• DO THIS:
Pick out every line of the entries below where "structured" occurs, and copy those lines.

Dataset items
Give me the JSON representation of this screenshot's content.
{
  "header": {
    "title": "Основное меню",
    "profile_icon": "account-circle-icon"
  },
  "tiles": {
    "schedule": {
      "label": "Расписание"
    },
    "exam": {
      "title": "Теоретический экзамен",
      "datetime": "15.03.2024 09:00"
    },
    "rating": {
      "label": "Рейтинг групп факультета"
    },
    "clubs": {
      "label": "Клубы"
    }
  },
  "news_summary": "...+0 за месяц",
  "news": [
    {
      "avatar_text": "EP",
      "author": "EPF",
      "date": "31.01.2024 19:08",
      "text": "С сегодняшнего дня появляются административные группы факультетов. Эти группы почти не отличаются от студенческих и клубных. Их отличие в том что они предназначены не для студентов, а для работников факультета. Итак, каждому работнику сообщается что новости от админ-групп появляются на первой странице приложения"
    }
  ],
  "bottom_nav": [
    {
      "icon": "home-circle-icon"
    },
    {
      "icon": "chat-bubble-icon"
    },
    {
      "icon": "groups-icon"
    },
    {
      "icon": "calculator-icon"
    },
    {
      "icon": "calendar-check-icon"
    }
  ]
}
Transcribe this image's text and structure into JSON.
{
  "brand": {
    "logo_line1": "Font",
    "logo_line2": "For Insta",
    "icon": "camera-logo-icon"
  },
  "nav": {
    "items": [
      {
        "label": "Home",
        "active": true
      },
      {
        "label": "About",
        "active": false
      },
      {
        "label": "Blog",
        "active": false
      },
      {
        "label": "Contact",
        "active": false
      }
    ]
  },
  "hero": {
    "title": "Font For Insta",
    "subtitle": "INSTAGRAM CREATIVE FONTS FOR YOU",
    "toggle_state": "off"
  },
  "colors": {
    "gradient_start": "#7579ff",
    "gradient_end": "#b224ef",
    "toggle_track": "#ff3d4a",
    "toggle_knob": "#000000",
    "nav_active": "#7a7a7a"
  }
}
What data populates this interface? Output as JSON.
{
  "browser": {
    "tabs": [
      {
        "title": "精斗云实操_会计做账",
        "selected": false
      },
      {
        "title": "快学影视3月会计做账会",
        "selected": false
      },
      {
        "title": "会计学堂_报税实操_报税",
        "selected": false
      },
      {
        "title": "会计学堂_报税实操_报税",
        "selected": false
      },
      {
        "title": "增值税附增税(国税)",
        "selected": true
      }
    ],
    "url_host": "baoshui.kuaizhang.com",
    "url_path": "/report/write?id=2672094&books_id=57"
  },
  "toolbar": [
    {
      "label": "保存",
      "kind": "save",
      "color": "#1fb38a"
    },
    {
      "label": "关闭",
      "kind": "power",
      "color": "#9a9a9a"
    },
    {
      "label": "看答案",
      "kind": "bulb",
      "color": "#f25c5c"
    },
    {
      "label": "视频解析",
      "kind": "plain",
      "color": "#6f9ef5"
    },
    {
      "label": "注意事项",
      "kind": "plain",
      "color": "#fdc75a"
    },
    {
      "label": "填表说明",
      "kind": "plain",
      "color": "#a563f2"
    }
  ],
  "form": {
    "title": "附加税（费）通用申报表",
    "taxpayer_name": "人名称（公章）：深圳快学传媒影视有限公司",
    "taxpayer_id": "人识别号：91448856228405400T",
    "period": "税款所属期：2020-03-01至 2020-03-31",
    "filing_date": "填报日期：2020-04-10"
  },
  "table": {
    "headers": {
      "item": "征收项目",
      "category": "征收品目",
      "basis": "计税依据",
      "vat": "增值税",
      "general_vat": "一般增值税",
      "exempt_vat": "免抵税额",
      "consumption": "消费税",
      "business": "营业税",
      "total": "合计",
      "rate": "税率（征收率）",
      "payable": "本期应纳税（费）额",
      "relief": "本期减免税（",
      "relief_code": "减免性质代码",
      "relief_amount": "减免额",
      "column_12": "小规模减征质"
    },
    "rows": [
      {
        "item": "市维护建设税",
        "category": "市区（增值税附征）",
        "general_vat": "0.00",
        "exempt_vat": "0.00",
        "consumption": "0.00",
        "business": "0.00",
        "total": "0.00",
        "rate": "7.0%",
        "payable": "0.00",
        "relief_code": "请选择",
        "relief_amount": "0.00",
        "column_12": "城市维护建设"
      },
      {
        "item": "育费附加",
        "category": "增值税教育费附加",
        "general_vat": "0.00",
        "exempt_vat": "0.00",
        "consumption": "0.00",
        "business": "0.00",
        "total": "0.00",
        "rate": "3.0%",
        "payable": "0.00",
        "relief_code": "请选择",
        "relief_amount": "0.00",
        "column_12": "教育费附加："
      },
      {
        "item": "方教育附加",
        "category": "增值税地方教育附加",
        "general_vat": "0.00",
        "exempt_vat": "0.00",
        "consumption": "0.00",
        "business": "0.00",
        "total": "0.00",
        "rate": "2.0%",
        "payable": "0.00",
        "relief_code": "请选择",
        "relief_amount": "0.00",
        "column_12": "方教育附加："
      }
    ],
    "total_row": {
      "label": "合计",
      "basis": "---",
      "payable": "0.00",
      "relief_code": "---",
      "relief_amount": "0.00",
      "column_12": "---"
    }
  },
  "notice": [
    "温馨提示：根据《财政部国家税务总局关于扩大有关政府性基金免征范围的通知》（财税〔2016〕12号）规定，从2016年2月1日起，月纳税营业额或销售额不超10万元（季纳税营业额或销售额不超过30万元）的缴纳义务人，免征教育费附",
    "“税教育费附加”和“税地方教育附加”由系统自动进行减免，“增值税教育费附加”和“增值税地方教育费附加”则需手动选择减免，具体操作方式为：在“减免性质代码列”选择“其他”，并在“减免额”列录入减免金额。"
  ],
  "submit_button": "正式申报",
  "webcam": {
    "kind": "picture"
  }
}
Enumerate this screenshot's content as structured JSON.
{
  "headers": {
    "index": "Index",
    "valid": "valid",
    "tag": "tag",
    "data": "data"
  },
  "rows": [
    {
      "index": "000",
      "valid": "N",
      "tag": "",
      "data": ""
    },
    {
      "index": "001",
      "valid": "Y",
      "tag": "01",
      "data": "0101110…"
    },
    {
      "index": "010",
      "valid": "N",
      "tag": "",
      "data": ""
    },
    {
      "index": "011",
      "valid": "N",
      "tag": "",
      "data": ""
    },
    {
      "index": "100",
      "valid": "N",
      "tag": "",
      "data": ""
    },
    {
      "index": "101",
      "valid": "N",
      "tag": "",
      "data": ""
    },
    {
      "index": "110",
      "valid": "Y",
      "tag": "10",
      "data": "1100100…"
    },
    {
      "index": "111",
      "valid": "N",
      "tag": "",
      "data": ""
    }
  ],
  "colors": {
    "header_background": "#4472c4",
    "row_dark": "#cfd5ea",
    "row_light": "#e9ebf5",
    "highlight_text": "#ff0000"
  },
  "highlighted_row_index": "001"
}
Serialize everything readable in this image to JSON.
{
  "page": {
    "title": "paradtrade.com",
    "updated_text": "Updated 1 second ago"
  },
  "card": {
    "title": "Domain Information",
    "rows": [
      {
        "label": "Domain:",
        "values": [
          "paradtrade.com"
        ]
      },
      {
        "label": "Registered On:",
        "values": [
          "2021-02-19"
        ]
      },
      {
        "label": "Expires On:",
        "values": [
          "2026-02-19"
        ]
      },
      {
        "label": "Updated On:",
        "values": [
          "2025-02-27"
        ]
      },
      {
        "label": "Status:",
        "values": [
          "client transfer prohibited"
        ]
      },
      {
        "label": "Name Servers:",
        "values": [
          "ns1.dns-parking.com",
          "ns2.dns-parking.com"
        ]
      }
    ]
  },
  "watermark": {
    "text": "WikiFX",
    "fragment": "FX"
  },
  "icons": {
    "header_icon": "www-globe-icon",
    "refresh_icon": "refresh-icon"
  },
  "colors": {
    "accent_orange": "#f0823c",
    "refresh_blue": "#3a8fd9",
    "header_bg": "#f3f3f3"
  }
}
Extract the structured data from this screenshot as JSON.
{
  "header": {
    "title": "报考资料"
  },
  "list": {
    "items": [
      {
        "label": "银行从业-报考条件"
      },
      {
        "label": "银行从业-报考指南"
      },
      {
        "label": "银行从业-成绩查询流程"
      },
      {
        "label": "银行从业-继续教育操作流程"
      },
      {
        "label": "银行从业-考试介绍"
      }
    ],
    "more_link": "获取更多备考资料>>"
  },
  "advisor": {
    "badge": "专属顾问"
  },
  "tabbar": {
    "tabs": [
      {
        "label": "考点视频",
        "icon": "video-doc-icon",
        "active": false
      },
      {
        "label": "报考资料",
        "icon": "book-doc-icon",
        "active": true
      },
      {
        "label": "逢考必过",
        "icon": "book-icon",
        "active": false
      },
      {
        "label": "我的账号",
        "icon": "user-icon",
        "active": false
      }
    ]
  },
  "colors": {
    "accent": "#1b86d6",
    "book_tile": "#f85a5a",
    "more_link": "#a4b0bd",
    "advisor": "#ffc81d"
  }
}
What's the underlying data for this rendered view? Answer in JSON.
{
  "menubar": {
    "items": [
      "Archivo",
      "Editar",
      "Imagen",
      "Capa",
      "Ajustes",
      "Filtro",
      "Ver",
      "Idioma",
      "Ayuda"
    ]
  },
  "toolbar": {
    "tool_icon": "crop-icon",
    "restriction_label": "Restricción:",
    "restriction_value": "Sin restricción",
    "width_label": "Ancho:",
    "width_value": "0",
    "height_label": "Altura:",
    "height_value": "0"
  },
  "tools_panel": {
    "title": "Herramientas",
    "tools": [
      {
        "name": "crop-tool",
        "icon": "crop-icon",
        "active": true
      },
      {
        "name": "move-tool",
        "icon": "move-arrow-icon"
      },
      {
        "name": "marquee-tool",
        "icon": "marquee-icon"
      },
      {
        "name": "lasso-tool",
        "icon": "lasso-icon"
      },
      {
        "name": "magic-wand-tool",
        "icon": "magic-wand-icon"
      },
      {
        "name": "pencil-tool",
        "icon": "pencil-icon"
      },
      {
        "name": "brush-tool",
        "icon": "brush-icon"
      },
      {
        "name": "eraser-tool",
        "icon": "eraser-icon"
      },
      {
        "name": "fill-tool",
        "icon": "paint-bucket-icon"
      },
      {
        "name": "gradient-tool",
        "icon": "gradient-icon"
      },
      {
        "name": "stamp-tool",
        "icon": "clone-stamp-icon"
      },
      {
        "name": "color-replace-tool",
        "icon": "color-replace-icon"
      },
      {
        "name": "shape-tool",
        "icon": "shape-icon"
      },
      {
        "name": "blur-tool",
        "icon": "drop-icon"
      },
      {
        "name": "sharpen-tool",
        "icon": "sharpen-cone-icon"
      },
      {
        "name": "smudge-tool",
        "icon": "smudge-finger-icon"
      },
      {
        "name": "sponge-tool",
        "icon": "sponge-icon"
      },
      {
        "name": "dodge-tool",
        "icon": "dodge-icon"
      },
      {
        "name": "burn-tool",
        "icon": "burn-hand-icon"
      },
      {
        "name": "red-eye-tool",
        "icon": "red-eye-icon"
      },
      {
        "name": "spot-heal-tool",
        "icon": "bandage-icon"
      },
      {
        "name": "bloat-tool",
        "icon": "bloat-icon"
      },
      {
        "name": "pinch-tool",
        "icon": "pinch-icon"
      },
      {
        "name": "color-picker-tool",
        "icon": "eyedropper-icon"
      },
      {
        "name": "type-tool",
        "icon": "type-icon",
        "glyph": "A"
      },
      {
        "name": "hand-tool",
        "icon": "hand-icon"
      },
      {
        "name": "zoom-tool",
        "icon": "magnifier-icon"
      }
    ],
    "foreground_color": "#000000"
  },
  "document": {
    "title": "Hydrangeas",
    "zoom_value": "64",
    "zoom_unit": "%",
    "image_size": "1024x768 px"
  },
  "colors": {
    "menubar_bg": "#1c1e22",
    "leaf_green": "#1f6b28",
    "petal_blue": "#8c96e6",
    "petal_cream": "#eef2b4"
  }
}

• FULL RESPONSE:
Enumerate this screenshot's content as structured JSON.
Extract the structured data from this screenshot as JSON.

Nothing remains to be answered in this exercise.